Source records:

* start *

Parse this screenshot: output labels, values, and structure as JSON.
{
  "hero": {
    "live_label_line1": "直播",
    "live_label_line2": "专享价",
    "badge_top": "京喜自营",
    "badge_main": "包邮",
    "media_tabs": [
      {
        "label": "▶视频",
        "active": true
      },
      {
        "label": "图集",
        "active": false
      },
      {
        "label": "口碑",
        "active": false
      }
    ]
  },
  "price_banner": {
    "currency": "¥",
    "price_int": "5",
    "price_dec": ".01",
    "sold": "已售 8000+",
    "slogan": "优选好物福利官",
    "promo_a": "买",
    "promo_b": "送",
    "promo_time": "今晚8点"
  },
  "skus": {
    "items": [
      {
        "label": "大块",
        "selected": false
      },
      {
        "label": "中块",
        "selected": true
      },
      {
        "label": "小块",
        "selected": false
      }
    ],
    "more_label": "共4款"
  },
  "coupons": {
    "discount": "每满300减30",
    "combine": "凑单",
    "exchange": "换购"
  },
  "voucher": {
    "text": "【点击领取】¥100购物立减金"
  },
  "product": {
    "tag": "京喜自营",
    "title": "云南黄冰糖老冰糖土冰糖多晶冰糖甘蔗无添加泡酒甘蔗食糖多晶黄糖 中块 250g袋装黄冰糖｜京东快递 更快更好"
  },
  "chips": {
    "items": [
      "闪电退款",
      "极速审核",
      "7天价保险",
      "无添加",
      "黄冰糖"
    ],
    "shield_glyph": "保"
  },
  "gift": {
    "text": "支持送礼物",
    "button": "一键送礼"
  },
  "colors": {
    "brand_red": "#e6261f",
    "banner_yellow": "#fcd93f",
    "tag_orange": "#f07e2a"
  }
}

* end *

__Directive__.
Write the material out again word for word.

__Completed exercise__.
Parse this screenshot: output labels, values, and structure as JSON.
{
  "hero": {
    "live_label_line1": "直播",
    "live_label_line2": "专享价",
    "badge_top": "京喜自营",
    "badge_main": "包邮",
    "media_tabs": [
      {
        "label": "▶视频",
        "active": true
      },
      {
        "label": "图集",
        "active": false
      },
      {
        "label": "口碑",
        "active": false
      }
    ]
  },
  "price_banner": {
    "currency": "¥",
    "price_int": "5",
    "price_dec": ".01",
    "sold": "已售 8000+",
    "slogan": "优选好物福利官",
    "promo_a": "买",
    "promo_b": "送",
    "promo_time": "今晚8点"
  },
  "skus": {
    "items": [
      {
        "label": "大块",
        "selected": false
      },
      {
        "label": "中块",
        "selected": true
      },
      {
        "label": "小块",
        "selected": false
      }
    ],
    "more_label": "共4款"
  },
  "coupons": {
    "discount": "每满300减30",
    "combine": "凑单",
    "exchange": "换购"
  },
  "voucher": {
    "text": "【点击领取】¥100购物立减金"
  },
  "product": {
    "tag": "京喜自营",
    "title": "云南黄冰糖老冰糖土冰糖多晶冰糖甘蔗无添加泡酒甘蔗食糖多晶黄糖 中块 250g袋装黄冰糖｜京东快递 更快更好"
  },
  "chips": {
    "items": [
      "闪电退款",
      "极速审核",
      "7天价保险",
      "无添加",
      "黄冰糖"
    ],
    "shield_glyph": "保"
  },
  "gift": {
    "text": "支持送礼物",
    "button": "一键送礼"
  },
  "colors": {
    "brand_red": "#e6261f",
    "banner_yellow": "#fcd93f",
    "tag_orange": "#f07e2a"
  }
}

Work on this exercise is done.